>> start Material for the task

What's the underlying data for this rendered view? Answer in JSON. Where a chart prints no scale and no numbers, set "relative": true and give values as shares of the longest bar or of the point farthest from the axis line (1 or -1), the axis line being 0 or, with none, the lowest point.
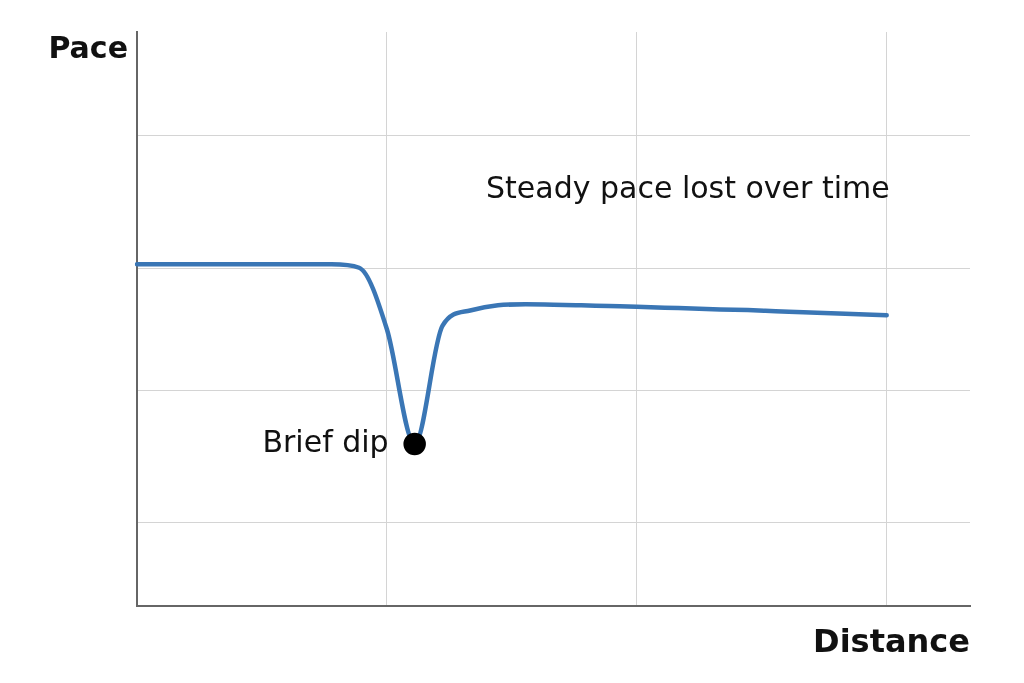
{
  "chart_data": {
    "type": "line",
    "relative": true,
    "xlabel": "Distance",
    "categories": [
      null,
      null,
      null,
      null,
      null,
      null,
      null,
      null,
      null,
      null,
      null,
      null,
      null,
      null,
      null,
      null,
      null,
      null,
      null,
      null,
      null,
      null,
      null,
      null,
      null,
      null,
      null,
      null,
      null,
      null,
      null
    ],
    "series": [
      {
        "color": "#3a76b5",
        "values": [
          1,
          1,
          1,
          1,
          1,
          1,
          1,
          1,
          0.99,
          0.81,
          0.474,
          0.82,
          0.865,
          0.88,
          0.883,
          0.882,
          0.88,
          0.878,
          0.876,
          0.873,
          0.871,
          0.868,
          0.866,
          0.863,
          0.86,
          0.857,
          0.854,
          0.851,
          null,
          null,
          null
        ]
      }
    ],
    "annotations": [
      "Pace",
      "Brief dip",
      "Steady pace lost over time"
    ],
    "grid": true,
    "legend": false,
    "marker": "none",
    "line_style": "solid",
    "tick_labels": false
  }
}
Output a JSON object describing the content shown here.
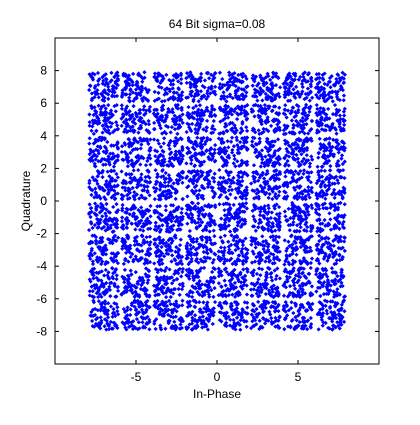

>> end Material for the task
>> start Material for the task

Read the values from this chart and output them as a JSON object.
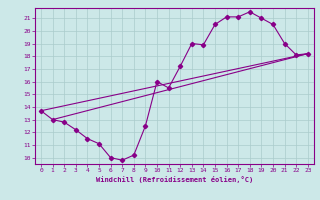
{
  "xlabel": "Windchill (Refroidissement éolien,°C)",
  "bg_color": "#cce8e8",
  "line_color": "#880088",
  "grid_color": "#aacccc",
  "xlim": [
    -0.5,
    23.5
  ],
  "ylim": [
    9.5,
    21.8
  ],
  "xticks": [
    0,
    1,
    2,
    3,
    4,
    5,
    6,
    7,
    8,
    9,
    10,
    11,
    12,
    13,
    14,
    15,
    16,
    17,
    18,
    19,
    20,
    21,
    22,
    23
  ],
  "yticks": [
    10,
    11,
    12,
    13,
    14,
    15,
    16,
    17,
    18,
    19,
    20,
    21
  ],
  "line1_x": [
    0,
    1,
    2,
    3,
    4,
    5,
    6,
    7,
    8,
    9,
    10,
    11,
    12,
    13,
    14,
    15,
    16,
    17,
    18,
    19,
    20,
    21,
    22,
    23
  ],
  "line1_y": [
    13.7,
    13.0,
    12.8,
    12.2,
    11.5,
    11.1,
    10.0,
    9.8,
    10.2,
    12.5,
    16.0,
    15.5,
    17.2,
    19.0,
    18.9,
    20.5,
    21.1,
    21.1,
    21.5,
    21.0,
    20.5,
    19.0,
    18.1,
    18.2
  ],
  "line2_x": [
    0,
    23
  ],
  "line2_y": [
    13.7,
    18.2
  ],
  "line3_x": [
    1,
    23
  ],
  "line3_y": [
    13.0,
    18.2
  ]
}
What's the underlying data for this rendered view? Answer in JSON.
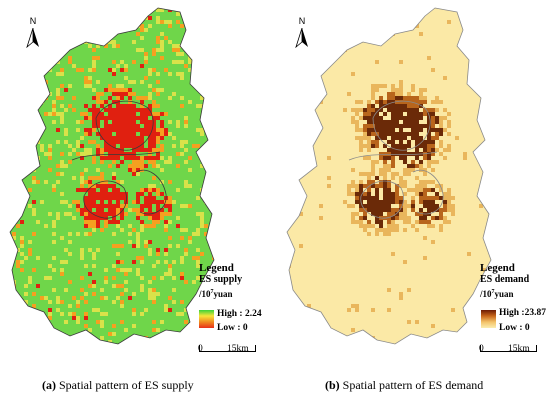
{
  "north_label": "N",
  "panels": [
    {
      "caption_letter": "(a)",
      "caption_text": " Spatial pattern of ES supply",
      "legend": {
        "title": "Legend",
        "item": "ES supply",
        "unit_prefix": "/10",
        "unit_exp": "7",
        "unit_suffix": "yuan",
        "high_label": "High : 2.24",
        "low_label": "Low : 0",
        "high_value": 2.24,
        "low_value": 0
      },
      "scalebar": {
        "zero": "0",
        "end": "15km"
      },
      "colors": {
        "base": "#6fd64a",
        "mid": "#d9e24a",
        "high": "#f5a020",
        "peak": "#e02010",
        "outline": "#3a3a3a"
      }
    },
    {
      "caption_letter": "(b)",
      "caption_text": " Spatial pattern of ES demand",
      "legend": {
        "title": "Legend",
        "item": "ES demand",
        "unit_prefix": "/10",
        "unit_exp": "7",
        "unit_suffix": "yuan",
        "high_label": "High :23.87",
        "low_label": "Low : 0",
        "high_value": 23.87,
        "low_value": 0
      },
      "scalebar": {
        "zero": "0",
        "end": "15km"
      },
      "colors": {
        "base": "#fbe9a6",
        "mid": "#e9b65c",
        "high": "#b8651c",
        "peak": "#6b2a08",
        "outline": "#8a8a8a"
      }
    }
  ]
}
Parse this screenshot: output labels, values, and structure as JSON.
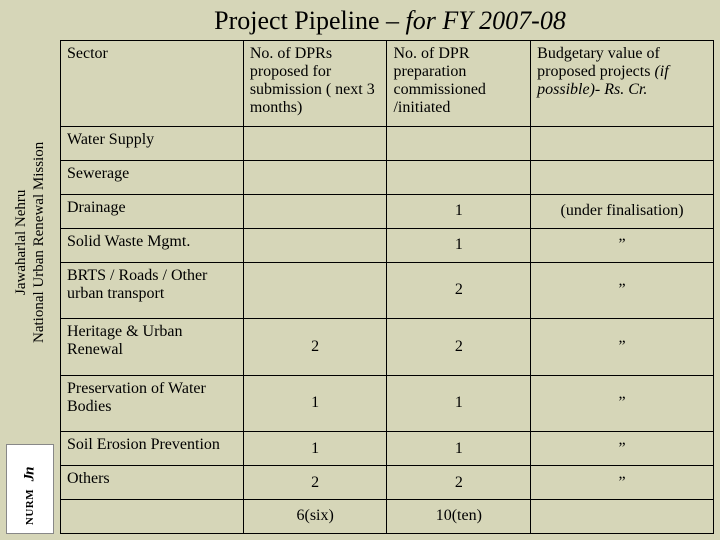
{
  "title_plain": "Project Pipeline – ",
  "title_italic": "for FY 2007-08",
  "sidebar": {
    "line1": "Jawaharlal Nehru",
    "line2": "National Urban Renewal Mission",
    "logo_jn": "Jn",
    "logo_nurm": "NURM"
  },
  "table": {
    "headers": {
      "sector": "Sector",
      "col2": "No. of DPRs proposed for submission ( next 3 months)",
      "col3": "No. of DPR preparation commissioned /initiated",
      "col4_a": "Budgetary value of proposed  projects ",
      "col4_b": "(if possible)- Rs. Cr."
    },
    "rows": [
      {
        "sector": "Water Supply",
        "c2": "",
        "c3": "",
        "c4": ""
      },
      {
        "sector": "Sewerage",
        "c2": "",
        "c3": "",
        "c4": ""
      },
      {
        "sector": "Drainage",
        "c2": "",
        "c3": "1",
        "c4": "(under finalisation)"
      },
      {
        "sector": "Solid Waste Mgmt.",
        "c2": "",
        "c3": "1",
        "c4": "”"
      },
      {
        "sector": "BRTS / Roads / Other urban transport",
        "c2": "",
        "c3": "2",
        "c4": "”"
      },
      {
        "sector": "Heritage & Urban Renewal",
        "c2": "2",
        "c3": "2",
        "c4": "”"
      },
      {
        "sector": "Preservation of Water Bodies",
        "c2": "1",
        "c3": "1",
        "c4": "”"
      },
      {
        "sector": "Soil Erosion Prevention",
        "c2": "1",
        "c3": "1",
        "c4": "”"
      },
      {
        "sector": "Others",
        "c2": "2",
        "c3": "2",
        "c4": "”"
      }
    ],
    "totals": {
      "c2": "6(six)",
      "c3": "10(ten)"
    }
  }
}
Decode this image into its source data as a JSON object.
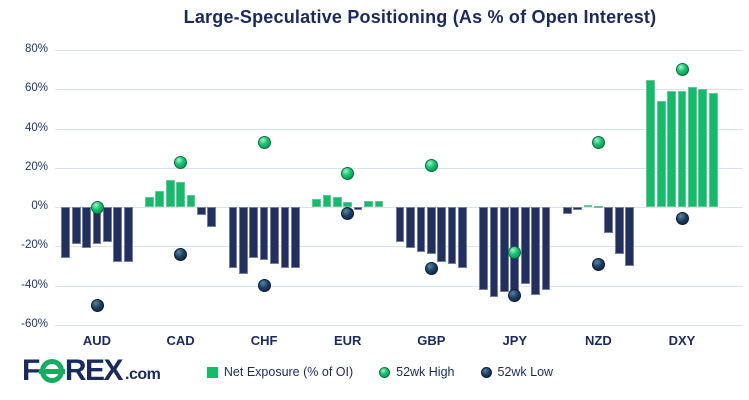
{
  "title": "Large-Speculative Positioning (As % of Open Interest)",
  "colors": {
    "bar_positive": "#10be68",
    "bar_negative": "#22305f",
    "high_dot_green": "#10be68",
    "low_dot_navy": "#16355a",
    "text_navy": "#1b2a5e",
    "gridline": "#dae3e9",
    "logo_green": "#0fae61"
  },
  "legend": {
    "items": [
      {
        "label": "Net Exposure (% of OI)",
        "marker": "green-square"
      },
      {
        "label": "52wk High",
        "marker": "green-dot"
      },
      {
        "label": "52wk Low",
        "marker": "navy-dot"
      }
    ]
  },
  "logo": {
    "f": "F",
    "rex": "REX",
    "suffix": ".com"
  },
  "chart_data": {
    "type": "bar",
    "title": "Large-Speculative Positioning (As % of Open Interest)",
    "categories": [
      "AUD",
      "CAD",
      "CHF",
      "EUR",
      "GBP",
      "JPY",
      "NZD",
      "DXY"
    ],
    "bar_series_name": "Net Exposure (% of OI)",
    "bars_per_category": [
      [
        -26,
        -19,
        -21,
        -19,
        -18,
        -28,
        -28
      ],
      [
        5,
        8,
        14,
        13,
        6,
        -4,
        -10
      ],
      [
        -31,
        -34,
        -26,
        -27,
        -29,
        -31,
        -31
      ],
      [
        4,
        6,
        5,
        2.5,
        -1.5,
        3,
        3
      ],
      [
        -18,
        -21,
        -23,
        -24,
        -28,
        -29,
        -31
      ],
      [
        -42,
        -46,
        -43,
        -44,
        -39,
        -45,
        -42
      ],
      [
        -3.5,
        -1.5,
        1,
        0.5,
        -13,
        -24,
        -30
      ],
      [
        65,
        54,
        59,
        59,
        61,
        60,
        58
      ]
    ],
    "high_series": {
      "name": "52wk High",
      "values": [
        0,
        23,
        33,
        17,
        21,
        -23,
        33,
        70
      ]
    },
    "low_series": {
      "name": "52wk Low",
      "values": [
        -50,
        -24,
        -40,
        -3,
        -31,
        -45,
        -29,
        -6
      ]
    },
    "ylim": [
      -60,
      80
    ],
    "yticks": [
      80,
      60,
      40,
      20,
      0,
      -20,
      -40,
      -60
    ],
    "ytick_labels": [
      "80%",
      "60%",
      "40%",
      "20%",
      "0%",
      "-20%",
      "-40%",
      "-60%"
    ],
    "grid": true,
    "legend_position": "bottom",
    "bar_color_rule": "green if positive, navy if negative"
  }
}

>> end Material for the task

### What you will do
Skip all pictures and retype only the stretch from the line that holds "the lowest point." through the line that holds "Output a JSON", exactly as written.

### Answer for the task
What's the underlying data for this rendered view? Answer in JSON. Where a chart prints no scale and no numbers, set "relative": true and give values as shares of the longest bar or of the point farthest from the axis line (1 or -1), the axis line being 0 or, with none, the lowest point.
{
  "chart_data": {
    "type": "line",
    "relative": true,
    "xlabel": "Distance",
    "categories": [
      null,
      null,
      null,
      null,
      null,
      null,
      null,
      null,
      null,
      null,
      null,
      null,
      null,
      null,
      null,
      null,
      null,
      null,
      null,
      null,
      null,
      null,
      null,
      null,
      null,
      null,
      null,
      null,
      null,
      null,
      null
    ],
    "series": [
      {
        "color": "#3a76b5",
        "values": [
          1,
          1,
          1,
          1,
          1,
          1,
          1,
          1,
          0.99,
          0.81,
          0.474,
          0.82,
          0.865,
          0.88,
          0.883,
          0.882,
          0.88,
          0.878,
          0.876,
          0.873,
          0.871,
          0.868,
          0.866,
          0.863,
          0.86,
          0.857,
          0.854,
          0.851,
          null,
          null,
          null
        ]
      }
    ],
    "annotations": [
      "Pace",
      "Brief dip",
      "Steady pace lost over time"
    ],
    "grid": true,
    "legend": false,
    "marker": "none",
    "line_style": "solid",
    "tick_labels": false
  }
}
Output a JSON object describing the content shown here.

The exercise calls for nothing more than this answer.